== TASK TO CARRY OUT ==
Retype the whole listing verbatim and keep the pictures out of it.

□ □ □

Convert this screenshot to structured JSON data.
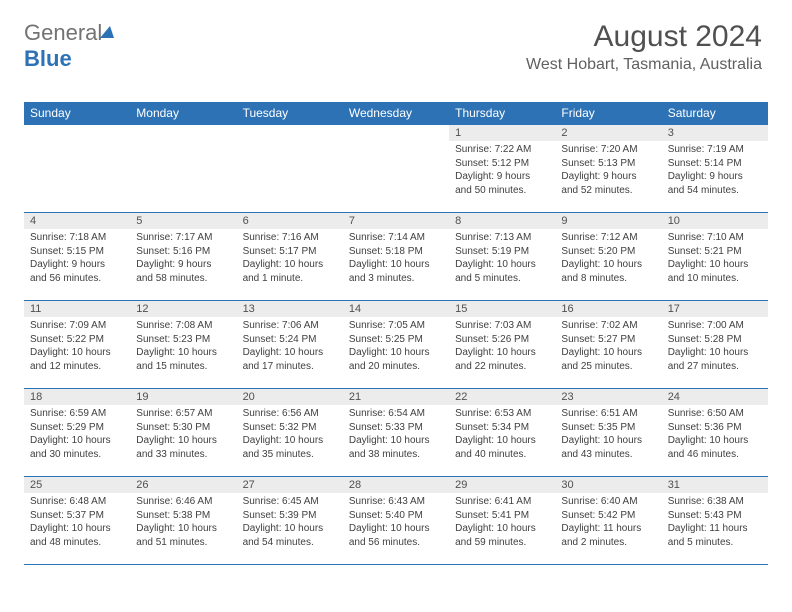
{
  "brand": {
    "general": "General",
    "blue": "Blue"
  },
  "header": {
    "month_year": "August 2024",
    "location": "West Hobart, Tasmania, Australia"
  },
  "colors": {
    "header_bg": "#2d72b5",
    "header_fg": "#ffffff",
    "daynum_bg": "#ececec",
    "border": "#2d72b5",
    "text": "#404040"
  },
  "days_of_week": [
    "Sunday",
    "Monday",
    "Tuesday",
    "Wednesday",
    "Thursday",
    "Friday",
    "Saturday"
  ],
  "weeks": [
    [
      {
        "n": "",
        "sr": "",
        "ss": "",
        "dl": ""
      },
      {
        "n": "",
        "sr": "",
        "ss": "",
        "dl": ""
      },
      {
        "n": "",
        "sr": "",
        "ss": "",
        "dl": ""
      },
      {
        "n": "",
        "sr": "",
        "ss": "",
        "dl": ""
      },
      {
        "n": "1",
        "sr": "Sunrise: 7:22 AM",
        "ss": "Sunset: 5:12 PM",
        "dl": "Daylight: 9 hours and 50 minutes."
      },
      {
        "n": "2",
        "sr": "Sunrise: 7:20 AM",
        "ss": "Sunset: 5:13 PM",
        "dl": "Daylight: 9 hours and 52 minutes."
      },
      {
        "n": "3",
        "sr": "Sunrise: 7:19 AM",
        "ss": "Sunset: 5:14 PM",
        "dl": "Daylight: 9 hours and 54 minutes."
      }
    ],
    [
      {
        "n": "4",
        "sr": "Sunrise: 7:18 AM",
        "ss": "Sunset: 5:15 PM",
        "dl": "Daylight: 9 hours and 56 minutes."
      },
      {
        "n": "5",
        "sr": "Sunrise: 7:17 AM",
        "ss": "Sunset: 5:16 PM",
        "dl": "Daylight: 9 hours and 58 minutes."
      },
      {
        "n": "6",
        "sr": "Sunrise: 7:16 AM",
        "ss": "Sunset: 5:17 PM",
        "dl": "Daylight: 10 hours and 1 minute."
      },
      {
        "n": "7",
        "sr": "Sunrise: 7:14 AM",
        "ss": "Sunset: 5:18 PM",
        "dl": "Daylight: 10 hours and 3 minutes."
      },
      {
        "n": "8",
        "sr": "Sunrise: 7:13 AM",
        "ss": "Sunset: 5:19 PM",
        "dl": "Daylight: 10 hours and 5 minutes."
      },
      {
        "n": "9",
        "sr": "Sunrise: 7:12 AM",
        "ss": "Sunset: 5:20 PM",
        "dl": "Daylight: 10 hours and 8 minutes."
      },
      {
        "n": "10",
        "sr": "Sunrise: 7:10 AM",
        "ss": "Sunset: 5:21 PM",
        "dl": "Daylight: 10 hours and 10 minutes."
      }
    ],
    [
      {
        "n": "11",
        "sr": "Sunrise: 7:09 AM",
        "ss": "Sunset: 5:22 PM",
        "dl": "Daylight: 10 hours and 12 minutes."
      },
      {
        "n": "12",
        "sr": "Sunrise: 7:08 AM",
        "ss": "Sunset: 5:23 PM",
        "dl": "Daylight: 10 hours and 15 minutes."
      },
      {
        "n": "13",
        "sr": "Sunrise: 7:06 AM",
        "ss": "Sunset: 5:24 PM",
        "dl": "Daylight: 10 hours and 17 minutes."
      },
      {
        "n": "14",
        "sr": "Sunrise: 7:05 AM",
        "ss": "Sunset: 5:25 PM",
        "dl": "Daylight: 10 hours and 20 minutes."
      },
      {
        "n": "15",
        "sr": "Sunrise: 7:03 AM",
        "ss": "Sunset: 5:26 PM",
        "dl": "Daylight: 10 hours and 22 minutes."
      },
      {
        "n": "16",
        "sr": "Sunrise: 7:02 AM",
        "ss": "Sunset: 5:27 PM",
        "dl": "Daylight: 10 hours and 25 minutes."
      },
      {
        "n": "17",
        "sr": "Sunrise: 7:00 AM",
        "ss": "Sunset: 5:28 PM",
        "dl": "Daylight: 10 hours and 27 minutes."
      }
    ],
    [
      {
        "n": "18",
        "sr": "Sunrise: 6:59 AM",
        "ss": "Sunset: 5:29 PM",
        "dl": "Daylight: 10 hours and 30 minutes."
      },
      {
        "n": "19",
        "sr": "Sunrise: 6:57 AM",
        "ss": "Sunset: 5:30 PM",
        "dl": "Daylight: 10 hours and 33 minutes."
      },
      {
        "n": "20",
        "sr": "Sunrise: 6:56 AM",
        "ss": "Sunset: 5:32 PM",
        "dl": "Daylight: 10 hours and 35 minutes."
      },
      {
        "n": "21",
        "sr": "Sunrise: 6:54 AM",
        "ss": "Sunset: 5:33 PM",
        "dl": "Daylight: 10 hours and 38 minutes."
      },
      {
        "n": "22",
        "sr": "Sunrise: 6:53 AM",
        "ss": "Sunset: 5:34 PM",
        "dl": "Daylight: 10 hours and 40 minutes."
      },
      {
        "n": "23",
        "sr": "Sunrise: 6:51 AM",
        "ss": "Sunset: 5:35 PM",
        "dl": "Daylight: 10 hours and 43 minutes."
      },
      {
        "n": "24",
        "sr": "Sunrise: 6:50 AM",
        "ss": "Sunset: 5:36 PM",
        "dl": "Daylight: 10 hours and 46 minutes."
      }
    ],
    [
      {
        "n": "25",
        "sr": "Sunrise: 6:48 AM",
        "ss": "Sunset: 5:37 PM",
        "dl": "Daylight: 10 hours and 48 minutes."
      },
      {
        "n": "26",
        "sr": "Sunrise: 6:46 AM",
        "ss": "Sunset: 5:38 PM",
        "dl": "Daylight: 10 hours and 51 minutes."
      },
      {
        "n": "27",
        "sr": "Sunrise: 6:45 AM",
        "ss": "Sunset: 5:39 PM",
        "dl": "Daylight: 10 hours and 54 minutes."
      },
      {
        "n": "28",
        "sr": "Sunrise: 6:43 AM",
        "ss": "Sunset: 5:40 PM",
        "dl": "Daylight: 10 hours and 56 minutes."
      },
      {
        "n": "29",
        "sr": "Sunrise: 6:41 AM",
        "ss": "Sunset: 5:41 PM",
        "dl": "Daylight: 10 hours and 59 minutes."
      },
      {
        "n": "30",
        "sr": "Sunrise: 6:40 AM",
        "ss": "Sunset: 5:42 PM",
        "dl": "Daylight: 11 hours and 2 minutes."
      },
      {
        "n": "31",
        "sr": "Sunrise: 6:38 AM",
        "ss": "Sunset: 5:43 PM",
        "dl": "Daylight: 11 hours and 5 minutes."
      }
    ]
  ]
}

□ □ □

== EXERCISE SOLUTION ==
Convert this screenshot to structured JSON data.
{
  "brand": {
    "general": "General",
    "blue": "Blue"
  },
  "header": {
    "month_year": "August 2024",
    "location": "West Hobart, Tasmania, Australia"
  },
  "colors": {
    "header_bg": "#2d72b5",
    "header_fg": "#ffffff",
    "daynum_bg": "#ececec",
    "border": "#2d72b5",
    "text": "#404040"
  },
  "days_of_week": [
    "Sunday",
    "Monday",
    "Tuesday",
    "Wednesday",
    "Thursday",
    "Friday",
    "Saturday"
  ],
  "weeks": [
    [
      {
        "n": "",
        "sr": "",
        "ss": "",
        "dl": ""
      },
      {
        "n": "",
        "sr": "",
        "ss": "",
        "dl": ""
      },
      {
        "n": "",
        "sr": "",
        "ss": "",
        "dl": ""
      },
      {
        "n": "",
        "sr": "",
        "ss": "",
        "dl": ""
      },
      {
        "n": "1",
        "sr": "Sunrise: 7:22 AM",
        "ss": "Sunset: 5:12 PM",
        "dl": "Daylight: 9 hours and 50 minutes."
      },
      {
        "n": "2",
        "sr": "Sunrise: 7:20 AM",
        "ss": "Sunset: 5:13 PM",
        "dl": "Daylight: 9 hours and 52 minutes."
      },
      {
        "n": "3",
        "sr": "Sunrise: 7:19 AM",
        "ss": "Sunset: 5:14 PM",
        "dl": "Daylight: 9 hours and 54 minutes."
      }
    ],
    [
      {
        "n": "4",
        "sr": "Sunrise: 7:18 AM",
        "ss": "Sunset: 5:15 PM",
        "dl": "Daylight: 9 hours and 56 minutes."
      },
      {
        "n": "5",
        "sr": "Sunrise: 7:17 AM",
        "ss": "Sunset: 5:16 PM",
        "dl": "Daylight: 9 hours and 58 minutes."
      },
      {
        "n": "6",
        "sr": "Sunrise: 7:16 AM",
        "ss": "Sunset: 5:17 PM",
        "dl": "Daylight: 10 hours and 1 minute."
      },
      {
        "n": "7",
        "sr": "Sunrise: 7:14 AM",
        "ss": "Sunset: 5:18 PM",
        "dl": "Daylight: 10 hours and 3 minutes."
      },
      {
        "n": "8",
        "sr": "Sunrise: 7:13 AM",
        "ss": "Sunset: 5:19 PM",
        "dl": "Daylight: 10 hours and 5 minutes."
      },
      {
        "n": "9",
        "sr": "Sunrise: 7:12 AM",
        "ss": "Sunset: 5:20 PM",
        "dl": "Daylight: 10 hours and 8 minutes."
      },
      {
        "n": "10",
        "sr": "Sunrise: 7:10 AM",
        "ss": "Sunset: 5:21 PM",
        "dl": "Daylight: 10 hours and 10 minutes."
      }
    ],
    [
      {
        "n": "11",
        "sr": "Sunrise: 7:09 AM",
        "ss": "Sunset: 5:22 PM",
        "dl": "Daylight: 10 hours and 12 minutes."
      },
      {
        "n": "12",
        "sr": "Sunrise: 7:08 AM",
        "ss": "Sunset: 5:23 PM",
        "dl": "Daylight: 10 hours and 15 minutes."
      },
      {
        "n": "13",
        "sr": "Sunrise: 7:06 AM",
        "ss": "Sunset: 5:24 PM",
        "dl": "Daylight: 10 hours and 17 minutes."
      },
      {
        "n": "14",
        "sr": "Sunrise: 7:05 AM",
        "ss": "Sunset: 5:25 PM",
        "dl": "Daylight: 10 hours and 20 minutes."
      },
      {
        "n": "15",
        "sr": "Sunrise: 7:03 AM",
        "ss": "Sunset: 5:26 PM",
        "dl": "Daylight: 10 hours and 22 minutes."
      },
      {
        "n": "16",
        "sr": "Sunrise: 7:02 AM",
        "ss": "Sunset: 5:27 PM",
        "dl": "Daylight: 10 hours and 25 minutes."
      },
      {
        "n": "17",
        "sr": "Sunrise: 7:00 AM",
        "ss": "Sunset: 5:28 PM",
        "dl": "Daylight: 10 hours and 27 minutes."
      }
    ],
    [
      {
        "n": "18",
        "sr": "Sunrise: 6:59 AM",
        "ss": "Sunset: 5:29 PM",
        "dl": "Daylight: 10 hours and 30 minutes."
      },
      {
        "n": "19",
        "sr": "Sunrise: 6:57 AM",
        "ss": "Sunset: 5:30 PM",
        "dl": "Daylight: 10 hours and 33 minutes."
      },
      {
        "n": "20",
        "sr": "Sunrise: 6:56 AM",
        "ss": "Sunset: 5:32 PM",
        "dl": "Daylight: 10 hours and 35 minutes."
      },
      {
        "n": "21",
        "sr": "Sunrise: 6:54 AM",
        "ss": "Sunset: 5:33 PM",
        "dl": "Daylight: 10 hours and 38 minutes."
      },
      {
        "n": "22",
        "sr": "Sunrise: 6:53 AM",
        "ss": "Sunset: 5:34 PM",
        "dl": "Daylight: 10 hours and 40 minutes."
      },
      {
        "n": "23",
        "sr": "Sunrise: 6:51 AM",
        "ss": "Sunset: 5:35 PM",
        "dl": "Daylight: 10 hours and 43 minutes."
      },
      {
        "n": "24",
        "sr": "Sunrise: 6:50 AM",
        "ss": "Sunset: 5:36 PM",
        "dl": "Daylight: 10 hours and 46 minutes."
      }
    ],
    [
      {
        "n": "25",
        "sr": "Sunrise: 6:48 AM",
        "ss": "Sunset: 5:37 PM",
        "dl": "Daylight: 10 hours and 48 minutes."
      },
      {
        "n": "26",
        "sr": "Sunrise: 6:46 AM",
        "ss": "Sunset: 5:38 PM",
        "dl": "Daylight: 10 hours and 51 minutes."
      },
      {
        "n": "27",
        "sr": "Sunrise: 6:45 AM",
        "ss": "Sunset: 5:39 PM",
        "dl": "Daylight: 10 hours and 54 minutes."
      },
      {
        "n": "28",
        "sr": "Sunrise: 6:43 AM",
        "ss": "Sunset: 5:40 PM",
        "dl": "Daylight: 10 hours and 56 minutes."
      },
      {
        "n": "29",
        "sr": "Sunrise: 6:41 AM",
        "ss": "Sunset: 5:41 PM",
        "dl": "Daylight: 10 hours and 59 minutes."
      },
      {
        "n": "30",
        "sr": "Sunrise: 6:40 AM",
        "ss": "Sunset: 5:42 PM",
        "dl": "Daylight: 11 hours and 2 minutes."
      },
      {
        "n": "31",
        "sr": "Sunrise: 6:38 AM",
        "ss": "Sunset: 5:43 PM",
        "dl": "Daylight: 11 hours and 5 minutes."
      }
    ]
  ]
}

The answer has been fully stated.